• [Brief] Leaving the pictures aside, transcribe every line below exactly.
-- start Given data --
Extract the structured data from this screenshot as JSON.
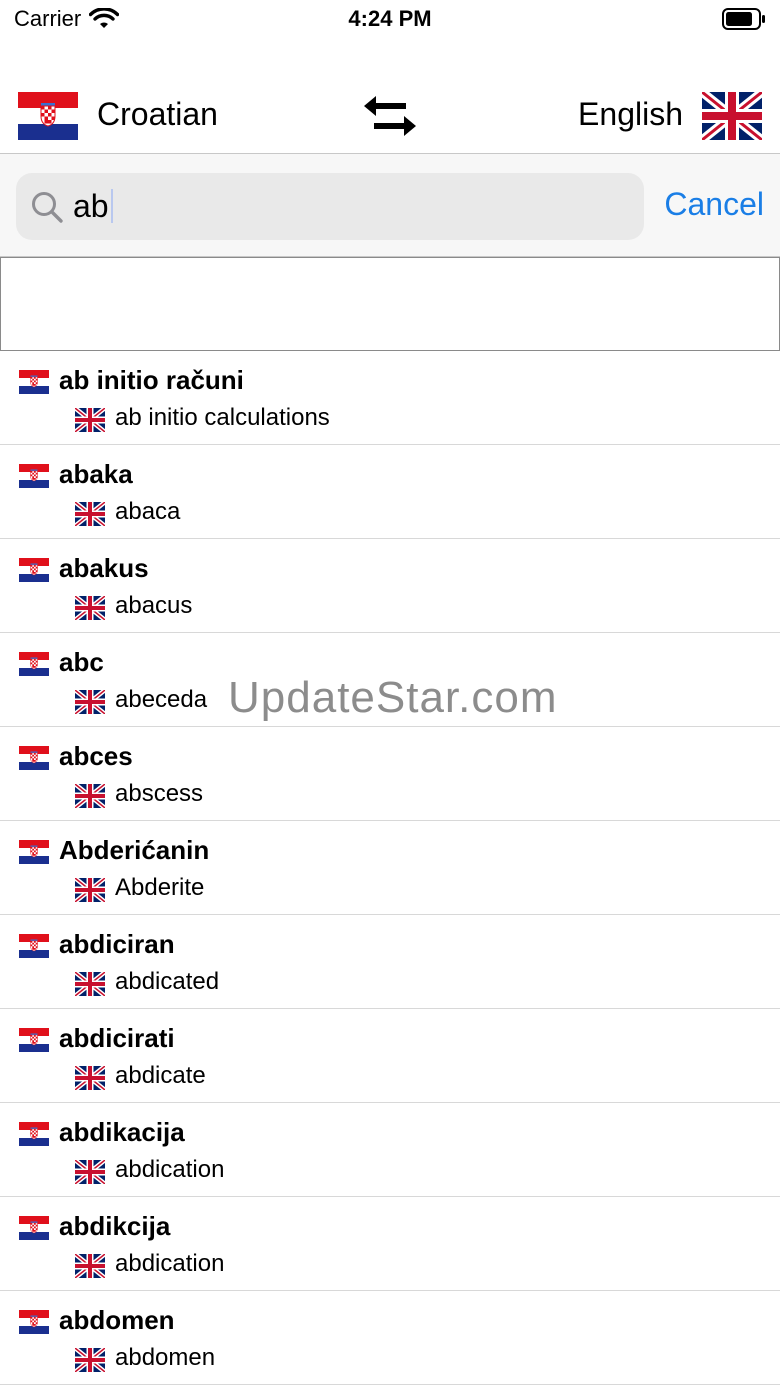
{
  "status_bar": {
    "carrier": "Carrier",
    "time": "4:24 PM"
  },
  "languages": {
    "source": "Croatian",
    "target": "English"
  },
  "search": {
    "query": "ab",
    "cancel_label": "Cancel"
  },
  "entries": [
    {
      "term": "ab initio računi",
      "translation": "ab initio calculations"
    },
    {
      "term": "abaka",
      "translation": "abaca"
    },
    {
      "term": "abakus",
      "translation": "abacus"
    },
    {
      "term": "abc",
      "translation": "abeceda"
    },
    {
      "term": "abces",
      "translation": "abscess"
    },
    {
      "term": "Abderićanin",
      "translation": "Abderite"
    },
    {
      "term": "abdiciran",
      "translation": "abdicated"
    },
    {
      "term": "abdicirati",
      "translation": "abdicate"
    },
    {
      "term": "abdikacija",
      "translation": "abdication"
    },
    {
      "term": "abdikcija",
      "translation": "abdication"
    },
    {
      "term": "abdomen",
      "translation": "abdomen"
    }
  ],
  "watermark": "UpdateStar.com",
  "colors": {
    "accent": "#1a7ee6",
    "croatia_red": "#e0101b",
    "croatia_blue": "#1a2f8f",
    "uk_blue": "#012169",
    "uk_red": "#c8102e"
  }
}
-- end Given data --
• [Full output]
Extract the structured data from this screenshot as JSON.
{
  "status_bar": {
    "carrier": "Carrier",
    "time": "4:24 PM"
  },
  "languages": {
    "source": "Croatian",
    "target": "English"
  },
  "search": {
    "query": "ab",
    "cancel_label": "Cancel"
  },
  "entries": [
    {
      "term": "ab initio računi",
      "translation": "ab initio calculations"
    },
    {
      "term": "abaka",
      "translation": "abaca"
    },
    {
      "term": "abakus",
      "translation": "abacus"
    },
    {
      "term": "abc",
      "translation": "abeceda"
    },
    {
      "term": "abces",
      "translation": "abscess"
    },
    {
      "term": "Abderićanin",
      "translation": "Abderite"
    },
    {
      "term": "abdiciran",
      "translation": "abdicated"
    },
    {
      "term": "abdicirati",
      "translation": "abdicate"
    },
    {
      "term": "abdikacija",
      "translation": "abdication"
    },
    {
      "term": "abdikcija",
      "translation": "abdication"
    },
    {
      "term": "abdomen",
      "translation": "abdomen"
    }
  ],
  "watermark": "UpdateStar.com",
  "colors": {
    "accent": "#1a7ee6",
    "croatia_red": "#e0101b",
    "croatia_blue": "#1a2f8f",
    "uk_blue": "#012169",
    "uk_red": "#c8102e"
  }
}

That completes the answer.